● **Data excerpts**:
-=-=-=-=-

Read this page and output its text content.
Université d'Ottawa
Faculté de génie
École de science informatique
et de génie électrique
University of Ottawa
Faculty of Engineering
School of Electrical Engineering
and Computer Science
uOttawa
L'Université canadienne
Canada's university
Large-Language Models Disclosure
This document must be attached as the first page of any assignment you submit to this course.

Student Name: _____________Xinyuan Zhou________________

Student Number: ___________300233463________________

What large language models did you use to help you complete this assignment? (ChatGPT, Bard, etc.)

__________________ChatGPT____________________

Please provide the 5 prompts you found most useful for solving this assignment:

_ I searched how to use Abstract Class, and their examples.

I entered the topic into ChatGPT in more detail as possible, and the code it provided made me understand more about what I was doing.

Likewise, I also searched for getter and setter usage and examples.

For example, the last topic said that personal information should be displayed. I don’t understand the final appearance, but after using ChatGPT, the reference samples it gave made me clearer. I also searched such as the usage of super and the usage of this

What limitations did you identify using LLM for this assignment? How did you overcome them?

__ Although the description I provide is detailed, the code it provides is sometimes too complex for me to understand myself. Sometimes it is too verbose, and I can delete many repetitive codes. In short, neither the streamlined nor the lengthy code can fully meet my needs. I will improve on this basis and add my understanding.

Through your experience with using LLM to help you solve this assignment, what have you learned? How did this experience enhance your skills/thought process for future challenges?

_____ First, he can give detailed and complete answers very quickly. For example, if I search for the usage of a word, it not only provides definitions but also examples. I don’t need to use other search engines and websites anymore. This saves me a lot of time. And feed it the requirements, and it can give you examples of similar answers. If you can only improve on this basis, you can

-=-=-=-=-

● **GIVEN EXERCISE**:
Copy every line from the entries that contains the word "page".

● **FULL RESPONSE**:
Read this page and output its text content.
This document must be attached as the first page of any assignment you submit to this course.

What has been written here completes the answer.